**REQUIRED TASK A**
In the Esperanto discussion, which series had everything on its space ship written in both English and Esperanto?
**REQUIRED TASK B**
Does each statement agree with the Esperanto discussion? For each, answer yes or no and quote the deciding words. (i) The film Incubus features a young William Shatner. (ii) The local Esperanto organization never sent its newsletter free of charge. (iii) Red Dwarf used Esperanto more in its later seasons than in its first two.

**TEXT SHOWN**
[start]

As I’ve said before, a few years back I bought some books on Esperanto, the artificial language for international use. And although I never really bothered to learn the language, I still guess I would fall into the category of “friend of Esperanto” (as I believe it is called). I used to get a newsletter from a local Esperanto organization. Unfortunately, when I didn’t send them any money, they stopped sending it to me (though to their credit, they had actually been sending it to me free for a while). I just have one question. Or more correctly I have a question with several parts…
How far has Esperanto progressed so far? Specifically, are more people speaking it now than were in the past? And what strides have they made for the availbility of materials translated in the language? Are more materials (i.e., prayers, government forms, etc.) written in it now than were in the past? Moreover, is Esperanto progressing forward, or is it on the decline now?
It also had a role in the Brit series Red Dwarf, where everything on the space ship was written in both English and Esperanto. They did more with it on the first two seasons than the later ones.
Esperanto has a following world-wide, most places you can find a group of folks interested in it and speaking/writing/whatever in it. I don’t think it’s dying out, but it’s not progressing much in any way.
I knew a bunch of Esperato folks awhile back. They were VERY upset about the attention Klingon was getting when their artificial language was soooooo much easier.
And don’t forget the non-classic film Incubus, in which a young William Shatner proves his delivery is stiff and unnatural in any language. I believe it was the first (and maybe only) film to be made in Esperanto.
It was made quite a while ago, though, so I guess it’s really not “progress.” Still many Esperanto sites out there, including Esperanto web radio.
I can’t cite any statistics because, frankly, I can’t be bothered to, but Esperanto was never much of a success and it’s certainly fading now. There are not many people left who bother with it nowadays; the notion of an international language is considered by a lot of people to be pretty flawed and Esperanto itself is pretty flawed as well.
But in answer to your question, no, there are fewer speakers of Esperanto today than there were during whatever ‘heydey’ it might have had, and I doubt any governments are particularly supportive of it.
“Strides”? Esperanto is like an incontinet old man: it can barely totter as far as the sh%tter. Where, I might add, it belongs.
Learning a new language is difficult & time-consuming. Learning one that only a scattered few people know is of academic intrest only.
English is the official language of Aviation. It’s spreading fast.
English has hundreds of millions of native speakers. Unlike Chinese, it is spoken as the primary language of many nations; an important secondary one in many others. English is also essentially the language of the Internet & computers. This last fact has sealed its Fate.

[end]

**DATA SECTION**
[start]

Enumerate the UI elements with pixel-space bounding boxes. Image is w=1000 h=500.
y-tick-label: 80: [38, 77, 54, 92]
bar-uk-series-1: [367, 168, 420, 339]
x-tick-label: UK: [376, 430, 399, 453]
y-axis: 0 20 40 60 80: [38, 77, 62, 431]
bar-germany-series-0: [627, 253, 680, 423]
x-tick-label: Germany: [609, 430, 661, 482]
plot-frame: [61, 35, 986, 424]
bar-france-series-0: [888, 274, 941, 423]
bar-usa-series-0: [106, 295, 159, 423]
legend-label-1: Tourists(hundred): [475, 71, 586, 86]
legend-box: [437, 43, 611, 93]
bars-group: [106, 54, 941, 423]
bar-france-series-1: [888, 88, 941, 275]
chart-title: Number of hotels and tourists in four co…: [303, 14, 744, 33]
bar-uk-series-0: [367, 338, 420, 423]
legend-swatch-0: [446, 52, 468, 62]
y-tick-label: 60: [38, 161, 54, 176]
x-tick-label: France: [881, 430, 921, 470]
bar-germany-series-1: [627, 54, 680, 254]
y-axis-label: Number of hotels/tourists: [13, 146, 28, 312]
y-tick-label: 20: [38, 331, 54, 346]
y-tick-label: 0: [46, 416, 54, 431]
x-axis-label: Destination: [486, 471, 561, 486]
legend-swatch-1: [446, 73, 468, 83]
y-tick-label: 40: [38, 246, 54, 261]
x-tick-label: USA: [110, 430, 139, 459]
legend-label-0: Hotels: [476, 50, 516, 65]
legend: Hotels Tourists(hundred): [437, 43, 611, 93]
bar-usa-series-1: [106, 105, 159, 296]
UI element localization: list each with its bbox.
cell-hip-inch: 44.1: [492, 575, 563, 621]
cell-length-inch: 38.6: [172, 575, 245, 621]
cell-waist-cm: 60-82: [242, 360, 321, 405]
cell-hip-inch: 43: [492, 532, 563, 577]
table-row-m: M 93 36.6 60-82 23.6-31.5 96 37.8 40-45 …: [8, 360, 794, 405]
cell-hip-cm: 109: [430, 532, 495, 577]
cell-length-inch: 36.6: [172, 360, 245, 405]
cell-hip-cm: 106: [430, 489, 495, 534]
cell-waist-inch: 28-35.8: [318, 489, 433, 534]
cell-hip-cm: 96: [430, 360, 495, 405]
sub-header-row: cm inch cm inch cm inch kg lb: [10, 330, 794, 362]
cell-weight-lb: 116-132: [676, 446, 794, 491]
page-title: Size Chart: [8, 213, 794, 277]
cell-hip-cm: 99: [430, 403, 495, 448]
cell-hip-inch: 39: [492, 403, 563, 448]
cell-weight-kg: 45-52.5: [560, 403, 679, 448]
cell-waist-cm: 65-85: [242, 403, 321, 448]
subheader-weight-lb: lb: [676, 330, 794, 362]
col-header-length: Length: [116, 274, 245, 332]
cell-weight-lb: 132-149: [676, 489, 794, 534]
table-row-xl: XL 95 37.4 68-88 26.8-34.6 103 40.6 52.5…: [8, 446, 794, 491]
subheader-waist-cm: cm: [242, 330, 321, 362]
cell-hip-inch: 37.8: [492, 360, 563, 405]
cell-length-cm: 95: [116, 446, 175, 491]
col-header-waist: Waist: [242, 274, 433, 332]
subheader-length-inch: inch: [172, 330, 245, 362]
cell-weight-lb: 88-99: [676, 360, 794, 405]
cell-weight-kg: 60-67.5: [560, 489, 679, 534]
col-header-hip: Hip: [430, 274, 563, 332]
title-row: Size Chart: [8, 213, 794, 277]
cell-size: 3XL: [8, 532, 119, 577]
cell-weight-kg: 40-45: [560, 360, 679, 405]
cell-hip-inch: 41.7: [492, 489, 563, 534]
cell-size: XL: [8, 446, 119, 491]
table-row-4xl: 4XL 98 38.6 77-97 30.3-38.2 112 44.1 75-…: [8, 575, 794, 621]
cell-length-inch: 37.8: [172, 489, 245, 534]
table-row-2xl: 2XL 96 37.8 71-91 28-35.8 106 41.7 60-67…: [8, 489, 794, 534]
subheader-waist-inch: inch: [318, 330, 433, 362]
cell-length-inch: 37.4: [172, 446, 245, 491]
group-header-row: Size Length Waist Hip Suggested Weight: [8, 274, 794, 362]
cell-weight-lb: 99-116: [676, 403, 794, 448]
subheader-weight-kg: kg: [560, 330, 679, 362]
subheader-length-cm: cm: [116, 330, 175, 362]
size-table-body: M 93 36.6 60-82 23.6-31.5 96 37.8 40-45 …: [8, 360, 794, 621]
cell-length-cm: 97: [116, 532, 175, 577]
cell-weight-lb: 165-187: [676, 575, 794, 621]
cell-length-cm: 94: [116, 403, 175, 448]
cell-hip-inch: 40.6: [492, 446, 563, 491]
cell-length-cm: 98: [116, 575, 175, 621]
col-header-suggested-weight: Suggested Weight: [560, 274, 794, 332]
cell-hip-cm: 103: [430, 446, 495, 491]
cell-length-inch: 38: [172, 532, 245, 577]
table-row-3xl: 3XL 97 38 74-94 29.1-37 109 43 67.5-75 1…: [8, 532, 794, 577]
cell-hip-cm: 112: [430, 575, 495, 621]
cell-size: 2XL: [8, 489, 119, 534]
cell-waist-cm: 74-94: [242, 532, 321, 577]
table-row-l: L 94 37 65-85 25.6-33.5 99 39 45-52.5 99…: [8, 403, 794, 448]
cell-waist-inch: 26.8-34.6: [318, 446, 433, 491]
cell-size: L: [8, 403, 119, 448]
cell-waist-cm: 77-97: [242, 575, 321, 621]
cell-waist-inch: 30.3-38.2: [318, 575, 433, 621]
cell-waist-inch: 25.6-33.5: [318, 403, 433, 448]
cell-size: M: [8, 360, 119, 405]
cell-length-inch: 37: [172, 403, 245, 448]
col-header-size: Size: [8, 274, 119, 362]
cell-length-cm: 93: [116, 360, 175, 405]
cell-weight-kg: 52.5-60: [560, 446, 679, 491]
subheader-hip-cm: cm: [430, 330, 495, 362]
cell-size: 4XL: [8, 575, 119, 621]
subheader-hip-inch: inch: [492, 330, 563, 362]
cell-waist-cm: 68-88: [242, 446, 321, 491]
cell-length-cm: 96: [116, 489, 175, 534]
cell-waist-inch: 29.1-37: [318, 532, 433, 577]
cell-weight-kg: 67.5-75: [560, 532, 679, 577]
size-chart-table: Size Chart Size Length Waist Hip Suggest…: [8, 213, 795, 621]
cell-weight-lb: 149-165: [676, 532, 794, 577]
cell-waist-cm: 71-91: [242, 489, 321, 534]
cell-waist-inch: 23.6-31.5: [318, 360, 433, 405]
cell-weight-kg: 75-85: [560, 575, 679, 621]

[end]

**COMPLETE RESPONSE A**
Red Dwarf

**COMPLETE RESPONSE B**
(i) Yes: "a young William Shatner proves his delivery is stiff and unnatural in any language"
(ii) No: "they had actually been sending it to me free for a while"
(iii) No: "They did more with it on the first two seasons than the later ones."